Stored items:
===

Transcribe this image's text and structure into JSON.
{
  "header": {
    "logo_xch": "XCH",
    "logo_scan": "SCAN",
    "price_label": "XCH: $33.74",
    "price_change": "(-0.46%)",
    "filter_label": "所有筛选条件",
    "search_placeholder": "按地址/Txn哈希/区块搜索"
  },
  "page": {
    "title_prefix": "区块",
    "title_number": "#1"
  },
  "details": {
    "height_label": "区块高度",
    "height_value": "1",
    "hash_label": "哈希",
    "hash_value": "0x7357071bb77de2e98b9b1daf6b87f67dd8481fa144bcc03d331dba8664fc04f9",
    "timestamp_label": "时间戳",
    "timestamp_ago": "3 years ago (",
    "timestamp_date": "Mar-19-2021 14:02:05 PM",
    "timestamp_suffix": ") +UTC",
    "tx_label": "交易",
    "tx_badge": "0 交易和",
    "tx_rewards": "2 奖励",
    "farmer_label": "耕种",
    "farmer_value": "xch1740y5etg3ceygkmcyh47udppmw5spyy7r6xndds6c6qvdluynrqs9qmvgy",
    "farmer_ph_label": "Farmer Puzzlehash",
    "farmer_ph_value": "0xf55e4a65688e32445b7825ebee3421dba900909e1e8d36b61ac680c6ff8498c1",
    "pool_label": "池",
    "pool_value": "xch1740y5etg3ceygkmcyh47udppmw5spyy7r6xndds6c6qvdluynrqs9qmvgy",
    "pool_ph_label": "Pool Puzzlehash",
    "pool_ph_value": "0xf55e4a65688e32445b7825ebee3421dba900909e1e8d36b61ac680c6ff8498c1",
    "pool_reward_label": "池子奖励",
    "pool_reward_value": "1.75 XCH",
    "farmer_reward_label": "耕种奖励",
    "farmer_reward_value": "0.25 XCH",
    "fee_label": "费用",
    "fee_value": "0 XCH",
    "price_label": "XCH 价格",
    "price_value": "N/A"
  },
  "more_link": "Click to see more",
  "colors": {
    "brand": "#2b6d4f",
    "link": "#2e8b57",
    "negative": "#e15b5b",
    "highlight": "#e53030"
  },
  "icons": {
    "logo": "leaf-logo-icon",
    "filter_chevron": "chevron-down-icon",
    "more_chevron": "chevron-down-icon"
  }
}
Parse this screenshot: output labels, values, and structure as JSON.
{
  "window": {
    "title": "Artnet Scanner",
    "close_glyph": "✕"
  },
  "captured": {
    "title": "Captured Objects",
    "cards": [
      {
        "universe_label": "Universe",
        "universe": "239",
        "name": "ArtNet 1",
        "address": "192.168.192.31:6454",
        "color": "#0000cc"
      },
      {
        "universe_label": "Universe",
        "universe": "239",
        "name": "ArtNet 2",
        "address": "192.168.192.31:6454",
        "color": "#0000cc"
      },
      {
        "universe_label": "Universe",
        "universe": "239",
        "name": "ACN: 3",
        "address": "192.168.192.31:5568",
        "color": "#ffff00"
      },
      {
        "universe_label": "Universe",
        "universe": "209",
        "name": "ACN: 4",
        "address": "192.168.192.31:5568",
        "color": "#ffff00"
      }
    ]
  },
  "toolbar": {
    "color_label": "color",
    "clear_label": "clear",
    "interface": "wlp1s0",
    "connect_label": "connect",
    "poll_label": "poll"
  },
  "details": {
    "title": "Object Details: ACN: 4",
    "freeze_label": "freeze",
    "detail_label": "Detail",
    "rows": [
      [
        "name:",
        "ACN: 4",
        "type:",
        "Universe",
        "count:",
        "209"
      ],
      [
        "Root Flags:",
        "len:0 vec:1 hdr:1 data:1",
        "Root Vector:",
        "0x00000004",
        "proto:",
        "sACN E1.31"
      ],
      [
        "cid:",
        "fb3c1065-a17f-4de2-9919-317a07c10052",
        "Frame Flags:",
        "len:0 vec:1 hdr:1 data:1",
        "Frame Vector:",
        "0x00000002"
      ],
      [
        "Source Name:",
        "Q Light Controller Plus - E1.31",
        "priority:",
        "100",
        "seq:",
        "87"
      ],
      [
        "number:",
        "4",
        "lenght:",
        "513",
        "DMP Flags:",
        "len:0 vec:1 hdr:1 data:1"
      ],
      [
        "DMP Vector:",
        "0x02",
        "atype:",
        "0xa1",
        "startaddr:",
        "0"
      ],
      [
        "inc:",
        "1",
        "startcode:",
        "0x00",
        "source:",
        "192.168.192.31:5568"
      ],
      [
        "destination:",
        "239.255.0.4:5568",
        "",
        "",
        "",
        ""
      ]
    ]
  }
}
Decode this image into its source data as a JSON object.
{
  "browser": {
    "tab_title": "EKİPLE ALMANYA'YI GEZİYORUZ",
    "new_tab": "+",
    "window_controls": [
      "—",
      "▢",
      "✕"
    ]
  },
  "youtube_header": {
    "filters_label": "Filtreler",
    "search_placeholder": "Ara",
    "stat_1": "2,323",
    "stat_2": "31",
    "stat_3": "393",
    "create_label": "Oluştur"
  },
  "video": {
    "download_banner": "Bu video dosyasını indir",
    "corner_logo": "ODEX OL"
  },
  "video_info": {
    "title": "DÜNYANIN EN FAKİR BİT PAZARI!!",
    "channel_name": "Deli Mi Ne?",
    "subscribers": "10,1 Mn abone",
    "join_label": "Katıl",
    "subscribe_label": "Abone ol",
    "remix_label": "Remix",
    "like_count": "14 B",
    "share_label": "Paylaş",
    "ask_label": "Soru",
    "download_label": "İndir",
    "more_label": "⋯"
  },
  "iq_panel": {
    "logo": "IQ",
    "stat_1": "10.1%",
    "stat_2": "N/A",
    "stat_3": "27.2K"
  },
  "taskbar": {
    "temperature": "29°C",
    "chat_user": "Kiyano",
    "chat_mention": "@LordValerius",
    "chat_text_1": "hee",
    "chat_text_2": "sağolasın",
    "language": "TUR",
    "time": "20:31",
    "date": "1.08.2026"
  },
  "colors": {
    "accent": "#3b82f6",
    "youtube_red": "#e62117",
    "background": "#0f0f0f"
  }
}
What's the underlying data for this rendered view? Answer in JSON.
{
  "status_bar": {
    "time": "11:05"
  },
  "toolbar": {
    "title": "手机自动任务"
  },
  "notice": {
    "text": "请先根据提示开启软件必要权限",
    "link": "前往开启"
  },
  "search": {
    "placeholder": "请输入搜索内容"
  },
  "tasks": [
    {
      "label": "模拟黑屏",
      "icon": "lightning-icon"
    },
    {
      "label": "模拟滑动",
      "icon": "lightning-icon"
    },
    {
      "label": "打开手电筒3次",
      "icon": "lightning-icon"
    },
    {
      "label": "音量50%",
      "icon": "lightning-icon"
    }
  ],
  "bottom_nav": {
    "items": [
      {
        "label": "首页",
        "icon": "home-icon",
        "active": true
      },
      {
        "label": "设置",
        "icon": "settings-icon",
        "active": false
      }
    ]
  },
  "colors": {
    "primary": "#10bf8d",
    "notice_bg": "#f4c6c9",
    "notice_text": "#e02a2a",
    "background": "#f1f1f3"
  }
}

===

Aim of the exercise:
Report the number of lines that contain "background", with no other words.

Finished exercise:
2